Do this: Turn the records, from the first line up to and including the line with "more-options-link[interactable]: More Options", into a Markdown table with the columns Row and Line, numbering each row and leaving out blank lines.

Data:
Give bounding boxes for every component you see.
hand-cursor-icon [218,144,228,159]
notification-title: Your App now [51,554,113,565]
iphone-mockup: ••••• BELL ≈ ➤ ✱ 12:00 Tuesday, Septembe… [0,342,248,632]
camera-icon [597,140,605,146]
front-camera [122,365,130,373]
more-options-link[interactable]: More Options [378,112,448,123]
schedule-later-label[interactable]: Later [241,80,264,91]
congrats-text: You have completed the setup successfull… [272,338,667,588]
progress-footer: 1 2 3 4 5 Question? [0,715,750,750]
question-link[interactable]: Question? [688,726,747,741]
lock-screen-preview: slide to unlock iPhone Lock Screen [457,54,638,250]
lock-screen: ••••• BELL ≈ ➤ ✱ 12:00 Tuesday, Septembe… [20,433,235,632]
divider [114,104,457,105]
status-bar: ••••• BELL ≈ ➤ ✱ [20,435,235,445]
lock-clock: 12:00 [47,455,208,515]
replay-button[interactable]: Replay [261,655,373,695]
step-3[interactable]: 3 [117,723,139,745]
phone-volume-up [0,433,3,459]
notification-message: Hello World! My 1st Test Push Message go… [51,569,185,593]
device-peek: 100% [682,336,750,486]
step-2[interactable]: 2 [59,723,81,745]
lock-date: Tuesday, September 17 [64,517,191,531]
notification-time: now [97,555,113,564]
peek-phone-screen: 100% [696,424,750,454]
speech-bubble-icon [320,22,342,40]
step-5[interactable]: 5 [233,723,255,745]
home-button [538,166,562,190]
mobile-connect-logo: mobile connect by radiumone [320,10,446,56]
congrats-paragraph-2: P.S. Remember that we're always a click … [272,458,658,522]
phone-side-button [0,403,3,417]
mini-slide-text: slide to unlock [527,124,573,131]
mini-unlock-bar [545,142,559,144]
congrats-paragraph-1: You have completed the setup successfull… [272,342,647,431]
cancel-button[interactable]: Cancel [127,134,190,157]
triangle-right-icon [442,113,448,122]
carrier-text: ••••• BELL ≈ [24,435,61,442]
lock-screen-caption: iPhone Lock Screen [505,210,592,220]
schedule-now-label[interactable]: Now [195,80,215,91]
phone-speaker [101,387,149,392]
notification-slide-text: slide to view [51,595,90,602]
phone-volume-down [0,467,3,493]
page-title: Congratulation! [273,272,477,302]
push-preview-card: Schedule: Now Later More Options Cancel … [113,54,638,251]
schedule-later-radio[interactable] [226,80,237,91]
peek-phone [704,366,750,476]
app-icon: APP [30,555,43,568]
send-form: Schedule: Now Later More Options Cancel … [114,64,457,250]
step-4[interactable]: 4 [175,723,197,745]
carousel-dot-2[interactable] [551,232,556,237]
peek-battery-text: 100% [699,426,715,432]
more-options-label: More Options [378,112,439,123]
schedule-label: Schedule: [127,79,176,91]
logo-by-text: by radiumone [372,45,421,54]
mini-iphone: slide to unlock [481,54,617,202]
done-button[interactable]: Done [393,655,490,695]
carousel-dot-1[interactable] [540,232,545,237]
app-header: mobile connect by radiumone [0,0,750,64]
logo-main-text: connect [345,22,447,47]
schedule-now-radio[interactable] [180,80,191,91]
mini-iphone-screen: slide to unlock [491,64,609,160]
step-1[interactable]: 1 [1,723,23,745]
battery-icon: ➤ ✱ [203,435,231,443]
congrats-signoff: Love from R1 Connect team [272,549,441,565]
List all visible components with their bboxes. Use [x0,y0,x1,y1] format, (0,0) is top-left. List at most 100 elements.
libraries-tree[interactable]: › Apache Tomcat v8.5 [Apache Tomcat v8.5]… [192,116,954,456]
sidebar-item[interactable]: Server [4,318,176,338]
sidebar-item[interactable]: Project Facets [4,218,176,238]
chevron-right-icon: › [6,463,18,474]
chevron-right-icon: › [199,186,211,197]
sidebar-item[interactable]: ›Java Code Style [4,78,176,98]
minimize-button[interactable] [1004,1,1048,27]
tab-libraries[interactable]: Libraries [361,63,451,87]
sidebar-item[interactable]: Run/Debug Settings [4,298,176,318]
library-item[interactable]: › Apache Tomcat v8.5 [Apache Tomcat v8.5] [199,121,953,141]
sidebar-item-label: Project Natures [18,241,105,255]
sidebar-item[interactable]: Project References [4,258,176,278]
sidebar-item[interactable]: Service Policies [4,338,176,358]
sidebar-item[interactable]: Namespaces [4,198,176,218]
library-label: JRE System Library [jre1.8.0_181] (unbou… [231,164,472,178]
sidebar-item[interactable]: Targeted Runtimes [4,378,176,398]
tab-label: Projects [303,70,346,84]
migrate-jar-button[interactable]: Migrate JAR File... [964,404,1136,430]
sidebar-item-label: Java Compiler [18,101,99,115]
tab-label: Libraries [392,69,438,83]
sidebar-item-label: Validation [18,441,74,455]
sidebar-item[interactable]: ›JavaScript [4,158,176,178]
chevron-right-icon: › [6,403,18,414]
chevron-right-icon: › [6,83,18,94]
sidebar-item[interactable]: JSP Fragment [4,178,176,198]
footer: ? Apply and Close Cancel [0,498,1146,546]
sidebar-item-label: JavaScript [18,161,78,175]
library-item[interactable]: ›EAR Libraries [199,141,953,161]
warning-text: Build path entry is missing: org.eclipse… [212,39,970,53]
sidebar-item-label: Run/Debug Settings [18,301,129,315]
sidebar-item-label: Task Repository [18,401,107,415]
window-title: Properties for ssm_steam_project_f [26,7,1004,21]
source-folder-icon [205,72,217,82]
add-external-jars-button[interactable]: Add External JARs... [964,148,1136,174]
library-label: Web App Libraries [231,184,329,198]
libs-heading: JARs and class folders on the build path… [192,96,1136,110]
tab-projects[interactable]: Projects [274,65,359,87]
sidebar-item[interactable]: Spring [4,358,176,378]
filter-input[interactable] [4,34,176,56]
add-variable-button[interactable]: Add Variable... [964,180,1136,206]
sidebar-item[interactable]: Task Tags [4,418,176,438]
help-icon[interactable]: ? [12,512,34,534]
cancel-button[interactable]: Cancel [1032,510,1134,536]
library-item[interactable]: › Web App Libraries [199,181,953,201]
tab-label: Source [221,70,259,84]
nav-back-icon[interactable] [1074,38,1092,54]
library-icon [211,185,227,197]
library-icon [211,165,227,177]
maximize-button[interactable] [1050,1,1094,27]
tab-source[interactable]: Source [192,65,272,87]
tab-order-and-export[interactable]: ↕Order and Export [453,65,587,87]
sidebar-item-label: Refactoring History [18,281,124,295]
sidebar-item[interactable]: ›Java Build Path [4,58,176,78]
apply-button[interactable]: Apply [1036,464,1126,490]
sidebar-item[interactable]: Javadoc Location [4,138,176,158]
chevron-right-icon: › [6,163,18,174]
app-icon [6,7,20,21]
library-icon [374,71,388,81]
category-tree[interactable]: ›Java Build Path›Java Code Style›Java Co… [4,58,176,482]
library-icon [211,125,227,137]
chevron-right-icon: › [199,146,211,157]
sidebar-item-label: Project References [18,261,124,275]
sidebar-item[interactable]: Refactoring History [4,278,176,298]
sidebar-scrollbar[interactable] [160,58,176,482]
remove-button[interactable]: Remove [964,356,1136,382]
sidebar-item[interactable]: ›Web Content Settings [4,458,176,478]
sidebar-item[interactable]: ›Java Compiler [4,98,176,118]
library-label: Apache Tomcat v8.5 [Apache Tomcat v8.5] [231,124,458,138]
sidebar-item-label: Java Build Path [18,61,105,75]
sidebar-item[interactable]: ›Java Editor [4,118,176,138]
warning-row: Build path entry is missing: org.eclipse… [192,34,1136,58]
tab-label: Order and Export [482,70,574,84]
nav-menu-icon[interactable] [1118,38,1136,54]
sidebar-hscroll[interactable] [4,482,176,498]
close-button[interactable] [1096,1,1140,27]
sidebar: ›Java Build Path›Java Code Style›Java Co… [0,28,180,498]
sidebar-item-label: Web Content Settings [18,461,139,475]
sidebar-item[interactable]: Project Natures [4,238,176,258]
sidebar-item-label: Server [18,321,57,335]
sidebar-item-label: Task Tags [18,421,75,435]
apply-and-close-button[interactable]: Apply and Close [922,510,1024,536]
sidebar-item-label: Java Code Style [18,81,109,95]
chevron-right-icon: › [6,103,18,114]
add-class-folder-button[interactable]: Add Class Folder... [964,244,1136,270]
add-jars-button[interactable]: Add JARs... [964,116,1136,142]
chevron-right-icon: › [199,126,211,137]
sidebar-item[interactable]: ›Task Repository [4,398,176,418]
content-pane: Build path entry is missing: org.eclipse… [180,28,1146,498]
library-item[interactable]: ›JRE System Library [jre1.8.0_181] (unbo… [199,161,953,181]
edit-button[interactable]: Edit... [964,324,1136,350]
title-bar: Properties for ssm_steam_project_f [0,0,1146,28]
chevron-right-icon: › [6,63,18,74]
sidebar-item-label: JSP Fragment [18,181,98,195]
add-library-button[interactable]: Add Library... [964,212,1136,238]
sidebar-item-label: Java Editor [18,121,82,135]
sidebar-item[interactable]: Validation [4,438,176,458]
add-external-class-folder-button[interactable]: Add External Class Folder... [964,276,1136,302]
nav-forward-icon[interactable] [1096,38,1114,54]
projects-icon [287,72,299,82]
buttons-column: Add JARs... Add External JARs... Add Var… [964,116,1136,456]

Result of this exercise:
| Row | Line |
|---|---|
| 1 | Give bounding boxes for every component you see. |
| 2 | hand-cursor-icon [218,144,228,159] |
| 3 | notification-title: Your App now [51,554,113,565] |
| 4 | iphone-mockup: ••••• BELL ≈ ➤ ✱ 12:00 Tuesday, Septembe… [0,342,248,632] |
| 5 | camera-icon [597,140,605,146] |
| 6 | front-camera [122,365,130,373] |
| 7 | more-options-link[interactable]: More Options [378,112,448,123] |